WRITTEN EXERCISE — Each line below either holds the string "vozila" or doesn't. Count those that do and give only the number.

INPUT ROWS —
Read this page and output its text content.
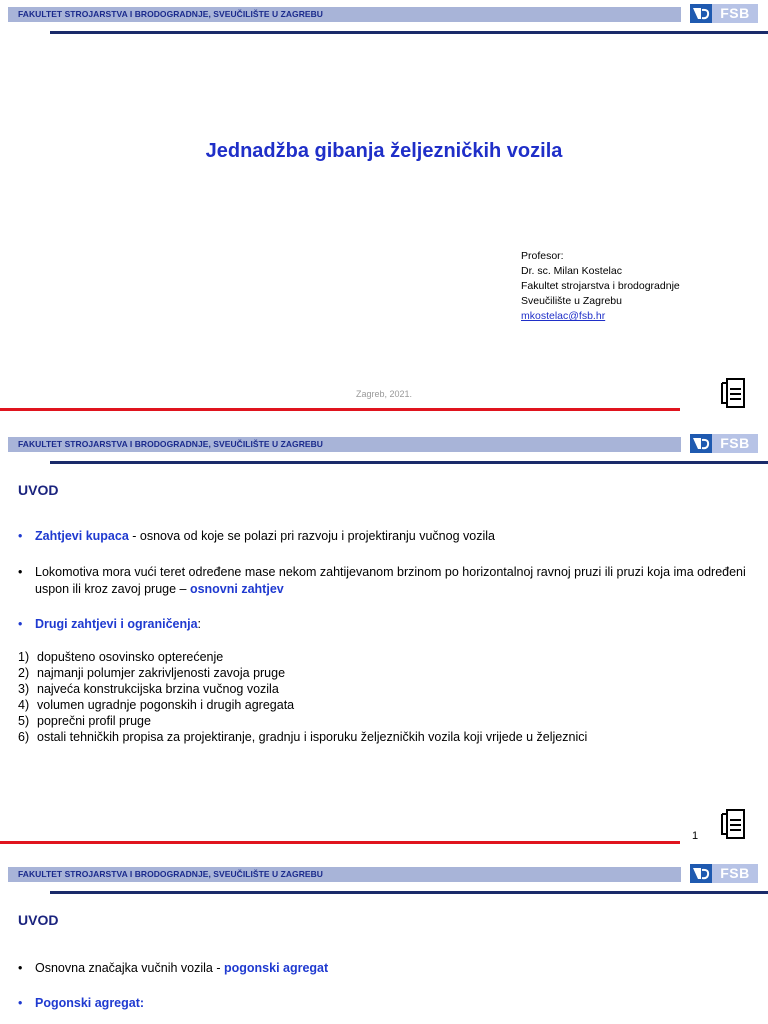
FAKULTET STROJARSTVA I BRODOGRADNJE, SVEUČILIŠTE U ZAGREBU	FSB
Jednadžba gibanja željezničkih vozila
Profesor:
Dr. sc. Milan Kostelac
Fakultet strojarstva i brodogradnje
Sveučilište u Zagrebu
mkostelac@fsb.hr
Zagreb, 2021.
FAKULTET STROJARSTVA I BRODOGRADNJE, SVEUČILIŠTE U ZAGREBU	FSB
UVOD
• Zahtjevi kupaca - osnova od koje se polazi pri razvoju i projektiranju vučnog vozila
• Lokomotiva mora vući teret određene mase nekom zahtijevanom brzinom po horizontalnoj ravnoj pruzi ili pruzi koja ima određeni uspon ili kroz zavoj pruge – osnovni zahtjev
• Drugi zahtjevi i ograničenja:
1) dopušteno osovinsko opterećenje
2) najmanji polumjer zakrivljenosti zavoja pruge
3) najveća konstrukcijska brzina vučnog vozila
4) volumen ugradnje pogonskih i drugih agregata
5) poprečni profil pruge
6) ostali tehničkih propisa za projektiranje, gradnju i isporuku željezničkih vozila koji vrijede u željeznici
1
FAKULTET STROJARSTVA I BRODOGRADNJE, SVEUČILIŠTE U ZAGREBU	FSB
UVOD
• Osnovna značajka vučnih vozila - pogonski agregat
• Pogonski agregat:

...

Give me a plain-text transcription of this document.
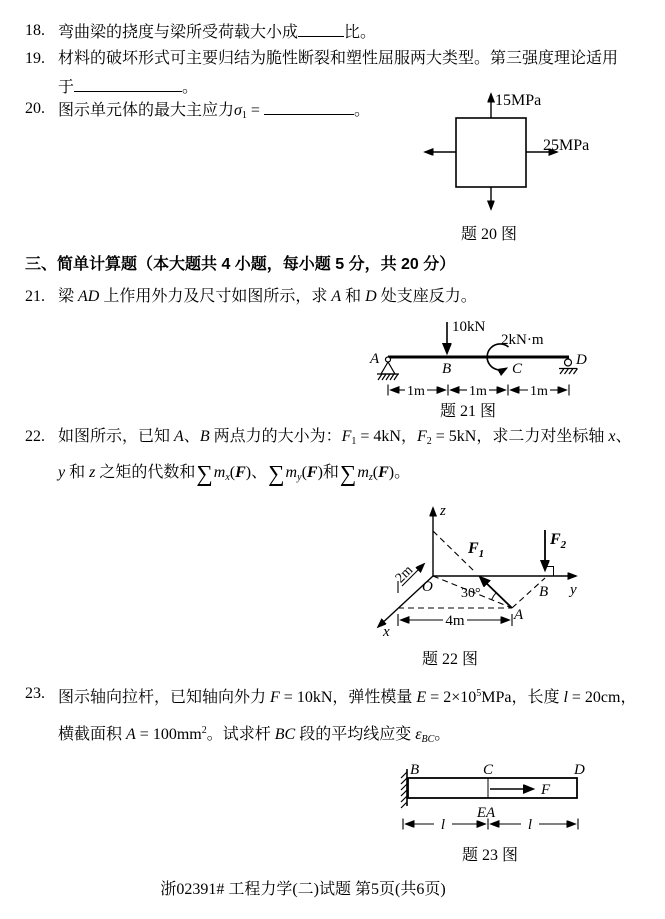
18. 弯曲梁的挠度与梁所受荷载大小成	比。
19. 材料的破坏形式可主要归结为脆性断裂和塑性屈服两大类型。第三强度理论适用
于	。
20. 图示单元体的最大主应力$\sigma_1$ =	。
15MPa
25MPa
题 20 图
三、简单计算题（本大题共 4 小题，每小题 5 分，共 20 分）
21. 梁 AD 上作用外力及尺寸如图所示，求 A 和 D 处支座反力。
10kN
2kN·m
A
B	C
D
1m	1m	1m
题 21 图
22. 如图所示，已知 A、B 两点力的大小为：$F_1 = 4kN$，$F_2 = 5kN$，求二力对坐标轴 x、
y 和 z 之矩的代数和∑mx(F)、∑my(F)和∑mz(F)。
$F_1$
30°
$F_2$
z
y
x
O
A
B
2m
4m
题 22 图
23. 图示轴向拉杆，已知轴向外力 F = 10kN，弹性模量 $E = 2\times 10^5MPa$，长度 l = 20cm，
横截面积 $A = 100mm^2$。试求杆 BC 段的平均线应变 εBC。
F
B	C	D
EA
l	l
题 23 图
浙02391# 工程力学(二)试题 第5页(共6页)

EXERCISE RESULT — 5